What is being asked => Print the data that follows exactly.

============

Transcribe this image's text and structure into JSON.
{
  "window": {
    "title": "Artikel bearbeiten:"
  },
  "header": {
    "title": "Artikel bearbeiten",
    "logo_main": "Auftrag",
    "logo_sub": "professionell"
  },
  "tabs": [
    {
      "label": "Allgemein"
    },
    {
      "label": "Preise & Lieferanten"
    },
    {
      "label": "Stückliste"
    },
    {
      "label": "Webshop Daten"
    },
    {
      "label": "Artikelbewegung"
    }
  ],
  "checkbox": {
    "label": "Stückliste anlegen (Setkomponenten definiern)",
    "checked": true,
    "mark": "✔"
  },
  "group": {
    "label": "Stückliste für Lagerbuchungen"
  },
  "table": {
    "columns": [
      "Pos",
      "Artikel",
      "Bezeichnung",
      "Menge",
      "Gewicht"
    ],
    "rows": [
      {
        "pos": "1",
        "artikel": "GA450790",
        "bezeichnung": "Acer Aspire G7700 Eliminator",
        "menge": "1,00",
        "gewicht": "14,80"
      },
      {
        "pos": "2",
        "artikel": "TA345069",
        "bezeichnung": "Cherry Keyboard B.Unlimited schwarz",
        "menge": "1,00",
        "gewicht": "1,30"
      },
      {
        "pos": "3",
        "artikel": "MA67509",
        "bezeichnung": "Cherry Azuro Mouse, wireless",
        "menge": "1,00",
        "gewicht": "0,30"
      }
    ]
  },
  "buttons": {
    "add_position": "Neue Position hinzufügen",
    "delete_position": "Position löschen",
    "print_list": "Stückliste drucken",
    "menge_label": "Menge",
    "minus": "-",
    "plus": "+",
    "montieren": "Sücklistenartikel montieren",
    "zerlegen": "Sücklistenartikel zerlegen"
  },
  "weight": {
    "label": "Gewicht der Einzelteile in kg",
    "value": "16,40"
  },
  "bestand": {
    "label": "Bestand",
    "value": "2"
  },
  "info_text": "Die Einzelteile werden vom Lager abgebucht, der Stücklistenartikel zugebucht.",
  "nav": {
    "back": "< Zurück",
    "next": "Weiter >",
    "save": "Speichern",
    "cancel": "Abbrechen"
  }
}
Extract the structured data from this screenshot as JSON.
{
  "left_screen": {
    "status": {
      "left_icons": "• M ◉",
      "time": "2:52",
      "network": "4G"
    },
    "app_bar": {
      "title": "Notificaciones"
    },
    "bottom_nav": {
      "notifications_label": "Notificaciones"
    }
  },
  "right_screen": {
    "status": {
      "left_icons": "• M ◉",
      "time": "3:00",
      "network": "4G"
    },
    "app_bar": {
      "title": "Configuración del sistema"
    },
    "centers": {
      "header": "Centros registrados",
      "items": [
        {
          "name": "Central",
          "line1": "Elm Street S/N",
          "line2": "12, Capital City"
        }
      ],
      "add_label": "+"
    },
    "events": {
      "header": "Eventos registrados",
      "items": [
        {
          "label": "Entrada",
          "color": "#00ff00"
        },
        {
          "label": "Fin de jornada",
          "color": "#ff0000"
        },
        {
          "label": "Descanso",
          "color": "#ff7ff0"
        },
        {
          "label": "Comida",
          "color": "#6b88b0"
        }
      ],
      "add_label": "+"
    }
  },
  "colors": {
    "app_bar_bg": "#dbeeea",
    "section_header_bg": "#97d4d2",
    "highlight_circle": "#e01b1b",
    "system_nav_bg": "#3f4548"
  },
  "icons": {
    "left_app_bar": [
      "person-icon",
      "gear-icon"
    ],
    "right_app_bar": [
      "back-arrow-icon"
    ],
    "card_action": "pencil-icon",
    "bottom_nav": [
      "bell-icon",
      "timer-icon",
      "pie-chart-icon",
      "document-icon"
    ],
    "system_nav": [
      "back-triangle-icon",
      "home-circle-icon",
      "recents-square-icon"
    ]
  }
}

============

Response =>
Transcribe this image's text and structure into JSON.
{
  "window": {
    "title": "Artikel bearbeiten:"
  },
  "header": {
    "title": "Artikel bearbeiten",
    "logo_main": "Auftrag",
    "logo_sub": "professionell"
  },
  "tabs": [
    {
      "label": "Allgemein"
    },
    {
      "label": "Preise & Lieferanten"
    },
    {
      "label": "Stückliste"
    },
    {
      "label": "Webshop Daten"
    },
    {
      "label": "Artikelbewegung"
    }
  ],
  "checkbox": {
    "label": "Stückliste anlegen (Setkomponenten definiern)",
    "checked": true,
    "mark": "✔"
  },
  "group": {
    "label": "Stückliste für Lagerbuchungen"
  },
  "table": {
    "columns": [
      "Pos",
      "Artikel",
      "Bezeichnung",
      "Menge",
      "Gewicht"
    ],
    "rows": [
      {
        "pos": "1",
        "artikel": "GA450790",
        "bezeichnung": "Acer Aspire G7700 Eliminator",
        "menge": "1,00",
        "gewicht": "14,80"
      },
      {
        "pos": "2",
        "artikel": "TA345069",
        "bezeichnung": "Cherry Keyboard B.Unlimited schwarz",
        "menge": "1,00",
        "gewicht": "1,30"
      },
      {
        "pos": "3",
        "artikel": "MA67509",
        "bezeichnung": "Cherry Azuro Mouse, wireless",
        "menge": "1,00",
        "gewicht": "0,30"
      }
    ]
  },
  "buttons": {
    "add_position": "Neue Position hinzufügen",
    "delete_position": "Position löschen",
    "print_list": "Stückliste drucken",
    "menge_label": "Menge",
    "minus": "-",
    "plus": "+",
    "montieren": "Sücklistenartikel montieren",
    "zerlegen": "Sücklistenartikel zerlegen"
  },
  "weight": {
    "label": "Gewicht der Einzelteile in kg",
    "value": "16,40"
  },
  "bestand": {
    "label": "Bestand",
    "value": "2"
  },
  "info_text": "Die Einzelteile werden vom Lager abgebucht, der Stücklistenartikel zugebucht.",
  "nav": {
    "back": "< Zurück",
    "next": "Weiter >",
    "save": "Speichern",
    "cancel": "Abbrechen"
  }
}
Extract the structured data from this screenshot as JSON.
{
  "left_screen": {
    "status": {
      "left_icons": "• M ◉",
      "time": "2:52",
      "network": "4G"
    },
    "app_bar": {
      "title": "Notificaciones"
    },
    "bottom_nav": {
      "notifications_label": "Notificaciones"
    }
  },
  "right_screen": {
    "status": {
      "left_icons": "• M ◉",
      "time": "3:00",
      "network": "4G"
    },
    "app_bar": {
      "title": "Configuración del sistema"
    },
    "centers": {
      "header": "Centros registrados",
      "items": [
        {
          "name": "Central",
          "line1": "Elm Street S/N",
          "line2": "12, Capital City"
        }
      ],
      "add_label": "+"
    },
    "events": {
      "header": "Eventos registrados",
      "items": [
        {
          "label": "Entrada",
          "color": "#00ff00"
        },
        {
          "label": "Fin de jornada",
          "color": "#ff0000"
        },
        {
          "label": "Descanso",
          "color": "#ff7ff0"
        },
        {
          "label": "Comida",
          "color": "#6b88b0"
        }
      ],
      "add_label": "+"
    }
  },
  "colors": {
    "app_bar_bg": "#dbeeea",
    "section_header_bg": "#97d4d2",
    "highlight_circle": "#e01b1b",
    "system_nav_bg": "#3f4548"
  },
  "icons": {
    "left_app_bar": [
      "person-icon",
      "gear-icon"
    ],
    "right_app_bar": [
      "back-arrow-icon"
    ],
    "card_action": "pencil-icon",
    "bottom_nav": [
      "bell-icon",
      "timer-icon",
      "pie-chart-icon",
      "document-icon"
    ],
    "system_nav": [
      "back-triangle-icon",
      "home-circle-icon",
      "recents-square-icon"
    ]
  }
}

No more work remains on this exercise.